[Data records]
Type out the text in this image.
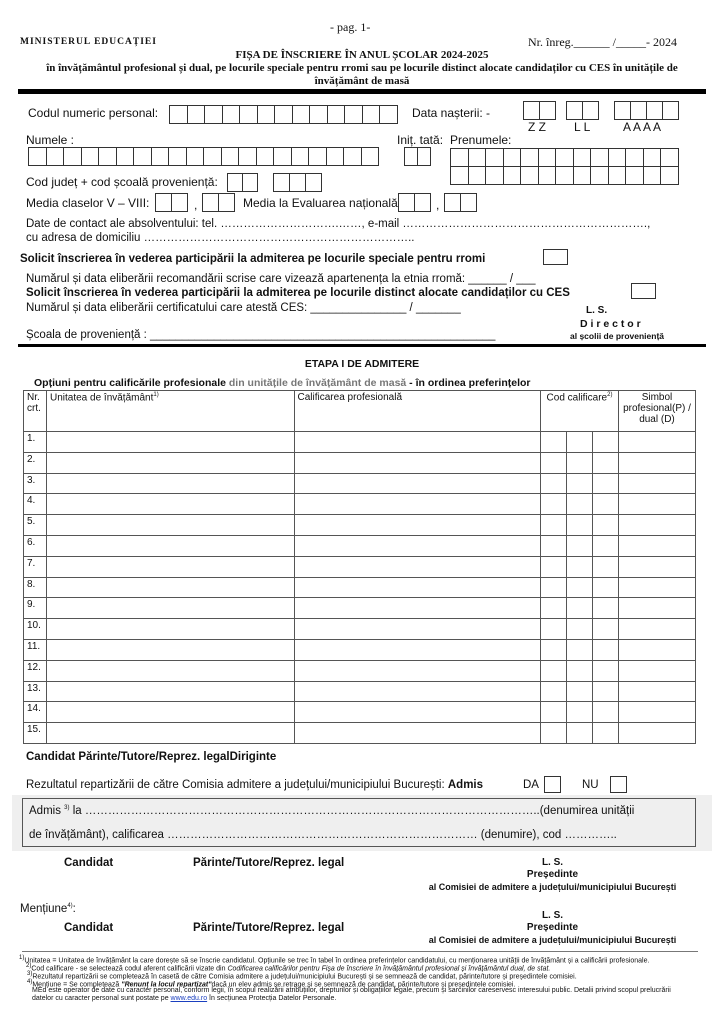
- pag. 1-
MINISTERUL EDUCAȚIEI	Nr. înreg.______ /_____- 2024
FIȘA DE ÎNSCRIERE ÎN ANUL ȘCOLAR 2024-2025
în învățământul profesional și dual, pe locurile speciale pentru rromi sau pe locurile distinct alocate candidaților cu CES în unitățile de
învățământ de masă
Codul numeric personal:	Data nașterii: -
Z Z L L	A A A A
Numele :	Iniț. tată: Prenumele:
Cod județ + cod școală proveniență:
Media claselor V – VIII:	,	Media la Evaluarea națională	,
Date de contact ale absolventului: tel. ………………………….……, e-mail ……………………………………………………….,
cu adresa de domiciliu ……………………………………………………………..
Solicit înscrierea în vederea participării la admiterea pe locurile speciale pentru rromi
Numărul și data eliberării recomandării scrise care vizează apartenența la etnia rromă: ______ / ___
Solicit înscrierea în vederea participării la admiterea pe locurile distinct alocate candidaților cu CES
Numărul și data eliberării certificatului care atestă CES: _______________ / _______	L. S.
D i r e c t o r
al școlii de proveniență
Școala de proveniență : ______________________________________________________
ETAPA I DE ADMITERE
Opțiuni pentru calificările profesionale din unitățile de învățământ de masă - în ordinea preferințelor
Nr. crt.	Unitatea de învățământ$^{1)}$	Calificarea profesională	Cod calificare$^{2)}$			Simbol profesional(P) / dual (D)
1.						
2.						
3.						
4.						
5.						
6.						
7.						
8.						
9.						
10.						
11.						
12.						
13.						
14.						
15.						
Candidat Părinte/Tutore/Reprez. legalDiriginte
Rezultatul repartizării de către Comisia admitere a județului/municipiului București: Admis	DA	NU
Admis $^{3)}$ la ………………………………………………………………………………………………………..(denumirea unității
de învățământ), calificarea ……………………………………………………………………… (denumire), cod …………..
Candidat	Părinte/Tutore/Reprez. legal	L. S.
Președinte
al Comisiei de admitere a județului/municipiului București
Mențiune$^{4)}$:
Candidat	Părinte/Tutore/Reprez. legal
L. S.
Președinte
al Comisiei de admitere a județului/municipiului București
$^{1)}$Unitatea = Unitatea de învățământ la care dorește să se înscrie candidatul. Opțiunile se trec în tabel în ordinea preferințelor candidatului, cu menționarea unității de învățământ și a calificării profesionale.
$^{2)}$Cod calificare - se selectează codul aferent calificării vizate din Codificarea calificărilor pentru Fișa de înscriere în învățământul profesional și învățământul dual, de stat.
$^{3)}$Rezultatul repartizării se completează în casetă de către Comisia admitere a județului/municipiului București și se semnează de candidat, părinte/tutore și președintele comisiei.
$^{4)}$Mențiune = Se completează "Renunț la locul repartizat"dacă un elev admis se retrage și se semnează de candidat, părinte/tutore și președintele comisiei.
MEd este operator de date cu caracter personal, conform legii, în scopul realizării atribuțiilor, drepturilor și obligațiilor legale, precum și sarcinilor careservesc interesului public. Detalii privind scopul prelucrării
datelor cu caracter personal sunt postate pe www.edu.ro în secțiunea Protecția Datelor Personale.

REQUIRED TASK.
Across the material above, count every line holding "dual" and write down only the number.

FINISHED TASK.
3